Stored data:
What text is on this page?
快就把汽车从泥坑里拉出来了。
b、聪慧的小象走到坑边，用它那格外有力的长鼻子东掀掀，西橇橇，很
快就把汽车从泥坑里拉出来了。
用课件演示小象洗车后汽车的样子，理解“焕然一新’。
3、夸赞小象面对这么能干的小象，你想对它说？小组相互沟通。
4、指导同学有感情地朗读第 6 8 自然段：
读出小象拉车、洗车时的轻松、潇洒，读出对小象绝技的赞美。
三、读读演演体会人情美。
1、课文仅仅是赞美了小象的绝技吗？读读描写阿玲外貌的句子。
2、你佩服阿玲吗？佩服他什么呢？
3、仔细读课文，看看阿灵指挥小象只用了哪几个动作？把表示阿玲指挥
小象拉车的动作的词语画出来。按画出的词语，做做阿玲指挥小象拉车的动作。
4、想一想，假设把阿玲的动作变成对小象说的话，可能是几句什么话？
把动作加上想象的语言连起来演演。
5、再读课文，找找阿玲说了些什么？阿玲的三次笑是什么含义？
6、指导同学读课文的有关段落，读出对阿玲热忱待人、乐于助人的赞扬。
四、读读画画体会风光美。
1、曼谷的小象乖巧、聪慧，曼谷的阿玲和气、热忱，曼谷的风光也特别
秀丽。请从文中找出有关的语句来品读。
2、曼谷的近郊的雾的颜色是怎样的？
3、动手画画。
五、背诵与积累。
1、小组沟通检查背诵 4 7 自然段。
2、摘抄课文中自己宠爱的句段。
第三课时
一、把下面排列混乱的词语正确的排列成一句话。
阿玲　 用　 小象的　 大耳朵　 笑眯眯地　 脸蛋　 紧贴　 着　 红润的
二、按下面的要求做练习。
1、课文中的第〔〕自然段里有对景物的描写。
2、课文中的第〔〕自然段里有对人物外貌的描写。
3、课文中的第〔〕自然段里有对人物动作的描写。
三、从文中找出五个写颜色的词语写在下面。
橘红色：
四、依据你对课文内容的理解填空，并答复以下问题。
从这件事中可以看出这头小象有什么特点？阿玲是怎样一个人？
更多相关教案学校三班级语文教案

### TO DO
Each line that holds the word "课文中的第" should be extracted from the records.

### FINAL RESULT
1、课文中的第〔〕自然段里有对景物的描写。
2、课文中的第〔〕自然段里有对人物外貌的描写。
3、课文中的第〔〕自然段里有对人物动作的描写。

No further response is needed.